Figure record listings
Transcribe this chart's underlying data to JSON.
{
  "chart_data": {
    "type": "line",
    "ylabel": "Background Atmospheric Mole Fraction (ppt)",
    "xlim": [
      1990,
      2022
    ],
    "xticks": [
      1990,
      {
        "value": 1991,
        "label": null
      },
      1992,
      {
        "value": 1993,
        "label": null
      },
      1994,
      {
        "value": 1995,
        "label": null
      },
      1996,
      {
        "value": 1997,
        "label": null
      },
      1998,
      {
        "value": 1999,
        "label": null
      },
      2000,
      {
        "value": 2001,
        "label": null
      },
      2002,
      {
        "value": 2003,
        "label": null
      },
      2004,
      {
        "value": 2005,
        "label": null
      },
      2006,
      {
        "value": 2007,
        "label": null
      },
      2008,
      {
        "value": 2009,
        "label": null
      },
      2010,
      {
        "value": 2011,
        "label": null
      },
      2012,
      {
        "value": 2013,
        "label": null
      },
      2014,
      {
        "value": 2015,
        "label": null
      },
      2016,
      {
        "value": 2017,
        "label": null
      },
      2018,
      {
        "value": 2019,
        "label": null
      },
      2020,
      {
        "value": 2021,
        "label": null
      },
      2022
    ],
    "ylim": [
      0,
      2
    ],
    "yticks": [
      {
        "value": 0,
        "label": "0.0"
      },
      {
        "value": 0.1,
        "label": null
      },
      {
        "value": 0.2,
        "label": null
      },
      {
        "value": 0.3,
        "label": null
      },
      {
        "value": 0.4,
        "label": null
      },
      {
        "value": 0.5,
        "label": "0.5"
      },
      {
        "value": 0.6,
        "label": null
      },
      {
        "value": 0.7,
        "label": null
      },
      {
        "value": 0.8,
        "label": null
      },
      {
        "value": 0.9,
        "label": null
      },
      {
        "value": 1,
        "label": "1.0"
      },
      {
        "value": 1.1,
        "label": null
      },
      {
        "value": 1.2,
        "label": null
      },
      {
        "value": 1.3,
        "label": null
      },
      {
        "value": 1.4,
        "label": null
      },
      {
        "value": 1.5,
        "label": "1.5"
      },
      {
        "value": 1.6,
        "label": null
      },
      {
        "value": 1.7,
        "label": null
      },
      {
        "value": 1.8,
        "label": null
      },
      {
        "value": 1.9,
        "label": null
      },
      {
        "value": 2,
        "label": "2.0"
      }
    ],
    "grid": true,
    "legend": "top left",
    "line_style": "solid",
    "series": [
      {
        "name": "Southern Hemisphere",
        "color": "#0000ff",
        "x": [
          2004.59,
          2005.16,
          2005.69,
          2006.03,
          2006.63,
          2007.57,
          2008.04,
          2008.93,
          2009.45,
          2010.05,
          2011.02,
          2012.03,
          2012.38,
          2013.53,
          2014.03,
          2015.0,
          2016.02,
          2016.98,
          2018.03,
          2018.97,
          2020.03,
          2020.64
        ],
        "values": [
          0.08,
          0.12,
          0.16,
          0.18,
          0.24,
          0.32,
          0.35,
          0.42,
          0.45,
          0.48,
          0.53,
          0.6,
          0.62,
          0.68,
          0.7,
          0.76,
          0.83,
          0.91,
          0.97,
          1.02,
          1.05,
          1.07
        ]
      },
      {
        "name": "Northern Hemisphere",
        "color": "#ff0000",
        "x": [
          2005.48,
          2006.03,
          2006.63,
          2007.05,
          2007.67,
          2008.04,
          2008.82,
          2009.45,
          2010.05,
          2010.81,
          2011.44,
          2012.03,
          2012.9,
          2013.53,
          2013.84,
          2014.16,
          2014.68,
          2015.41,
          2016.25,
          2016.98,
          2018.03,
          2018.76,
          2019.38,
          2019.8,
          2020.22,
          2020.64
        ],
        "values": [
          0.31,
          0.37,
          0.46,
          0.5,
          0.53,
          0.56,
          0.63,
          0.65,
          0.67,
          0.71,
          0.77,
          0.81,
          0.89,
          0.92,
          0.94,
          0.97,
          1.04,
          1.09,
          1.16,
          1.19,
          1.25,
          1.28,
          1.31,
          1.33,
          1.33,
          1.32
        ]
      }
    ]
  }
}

- [YOUR OBJECTIVE]: Check the data for the word "Hemisphere" and pull out the lines that have it.

- [COMPLETED EXERCISE]:
        "name": "Southern Hemisphere",
        "name": "Northern Hemisphere",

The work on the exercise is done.